§ SET EXERCISE
Your copy of the material must match it exactly, except that pictures are dropped.

§ SOURCE RECORDS

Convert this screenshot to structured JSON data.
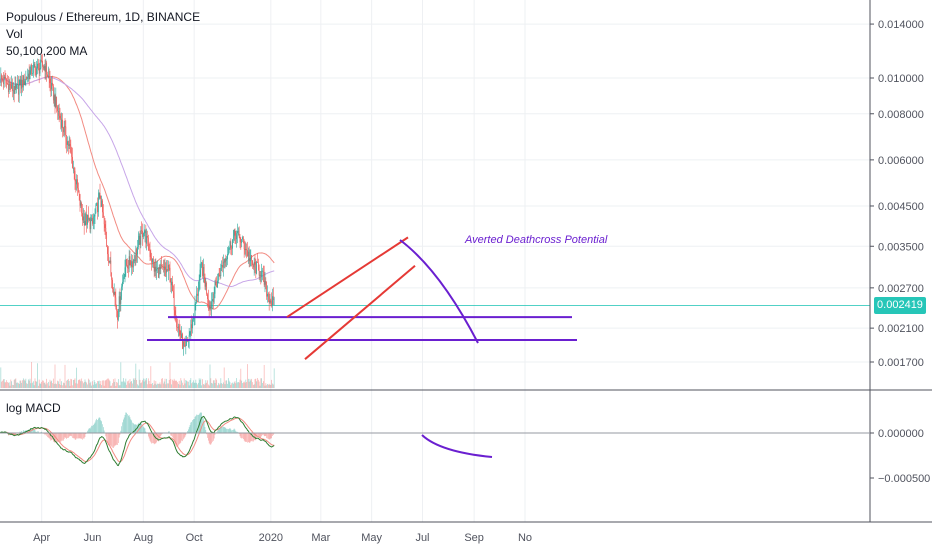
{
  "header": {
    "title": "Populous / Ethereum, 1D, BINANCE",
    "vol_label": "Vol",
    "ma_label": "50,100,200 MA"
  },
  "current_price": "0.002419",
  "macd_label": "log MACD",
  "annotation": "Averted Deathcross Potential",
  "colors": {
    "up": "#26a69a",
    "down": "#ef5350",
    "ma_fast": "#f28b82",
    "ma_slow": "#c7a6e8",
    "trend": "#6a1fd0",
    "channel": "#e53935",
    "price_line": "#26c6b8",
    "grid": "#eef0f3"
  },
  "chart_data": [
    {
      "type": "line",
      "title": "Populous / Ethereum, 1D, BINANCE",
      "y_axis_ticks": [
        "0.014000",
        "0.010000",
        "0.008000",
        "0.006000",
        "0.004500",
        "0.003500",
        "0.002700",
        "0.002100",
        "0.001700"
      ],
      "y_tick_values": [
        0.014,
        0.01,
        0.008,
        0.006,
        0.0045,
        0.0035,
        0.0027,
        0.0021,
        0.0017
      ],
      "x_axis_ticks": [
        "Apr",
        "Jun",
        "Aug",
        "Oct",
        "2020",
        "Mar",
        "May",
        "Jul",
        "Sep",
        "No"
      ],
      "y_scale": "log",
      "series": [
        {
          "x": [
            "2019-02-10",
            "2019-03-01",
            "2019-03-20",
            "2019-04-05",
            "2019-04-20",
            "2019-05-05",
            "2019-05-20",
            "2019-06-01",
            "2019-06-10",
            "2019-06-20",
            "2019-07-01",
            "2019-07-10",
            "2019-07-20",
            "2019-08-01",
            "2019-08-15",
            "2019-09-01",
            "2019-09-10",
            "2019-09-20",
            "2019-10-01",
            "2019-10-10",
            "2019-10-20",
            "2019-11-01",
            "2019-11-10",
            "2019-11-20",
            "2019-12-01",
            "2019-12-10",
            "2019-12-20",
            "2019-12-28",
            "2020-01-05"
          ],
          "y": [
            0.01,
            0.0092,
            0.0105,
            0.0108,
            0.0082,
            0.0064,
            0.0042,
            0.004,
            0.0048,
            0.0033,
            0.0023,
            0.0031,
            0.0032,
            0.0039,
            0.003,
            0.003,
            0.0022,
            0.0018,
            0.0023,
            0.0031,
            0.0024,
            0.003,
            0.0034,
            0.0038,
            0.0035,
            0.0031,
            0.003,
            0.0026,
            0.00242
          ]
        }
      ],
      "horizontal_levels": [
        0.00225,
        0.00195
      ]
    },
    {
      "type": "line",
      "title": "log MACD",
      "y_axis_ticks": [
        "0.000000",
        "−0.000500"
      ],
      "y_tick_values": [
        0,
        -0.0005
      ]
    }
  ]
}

§ RESULT
Convert this screenshot to structured JSON data.
{
  "header": {
    "title": "Populous / Ethereum, 1D, BINANCE",
    "vol_label": "Vol",
    "ma_label": "50,100,200 MA"
  },
  "current_price": "0.002419",
  "macd_label": "log MACD",
  "annotation": "Averted Deathcross Potential",
  "colors": {
    "up": "#26a69a",
    "down": "#ef5350",
    "ma_fast": "#f28b82",
    "ma_slow": "#c7a6e8",
    "trend": "#6a1fd0",
    "channel": "#e53935",
    "price_line": "#26c6b8",
    "grid": "#eef0f3"
  },
  "chart_data": [
    {
      "type": "line",
      "title": "Populous / Ethereum, 1D, BINANCE",
      "y_axis_ticks": [
        "0.014000",
        "0.010000",
        "0.008000",
        "0.006000",
        "0.004500",
        "0.003500",
        "0.002700",
        "0.002100",
        "0.001700"
      ],
      "y_tick_values": [
        0.014,
        0.01,
        0.008,
        0.006,
        0.0045,
        0.0035,
        0.0027,
        0.0021,
        0.0017
      ],
      "x_axis_ticks": [
        "Apr",
        "Jun",
        "Aug",
        "Oct",
        "2020",
        "Mar",
        "May",
        "Jul",
        "Sep",
        "No"
      ],
      "y_scale": "log",
      "series": [
        {
          "x": [
            "2019-02-10",
            "2019-03-01",
            "2019-03-20",
            "2019-04-05",
            "2019-04-20",
            "2019-05-05",
            "2019-05-20",
            "2019-06-01",
            "2019-06-10",
            "2019-06-20",
            "2019-07-01",
            "2019-07-10",
            "2019-07-20",
            "2019-08-01",
            "2019-08-15",
            "2019-09-01",
            "2019-09-10",
            "2019-09-20",
            "2019-10-01",
            "2019-10-10",
            "2019-10-20",
            "2019-11-01",
            "2019-11-10",
            "2019-11-20",
            "2019-12-01",
            "2019-12-10",
            "2019-12-20",
            "2019-12-28",
            "2020-01-05"
          ],
          "y": [
            0.01,
            0.0092,
            0.0105,
            0.0108,
            0.0082,
            0.0064,
            0.0042,
            0.004,
            0.0048,
            0.0033,
            0.0023,
            0.0031,
            0.0032,
            0.0039,
            0.003,
            0.003,
            0.0022,
            0.0018,
            0.0023,
            0.0031,
            0.0024,
            0.003,
            0.0034,
            0.0038,
            0.0035,
            0.0031,
            0.003,
            0.0026,
            0.00242
          ]
        }
      ],
      "horizontal_levels": [
        0.00225,
        0.00195
      ]
    },
    {
      "type": "line",
      "title": "log MACD",
      "y_axis_ticks": [
        "0.000000",
        "−0.000500"
      ],
      "y_tick_values": [
        0,
        -0.0005
      ]
    }
  ]
}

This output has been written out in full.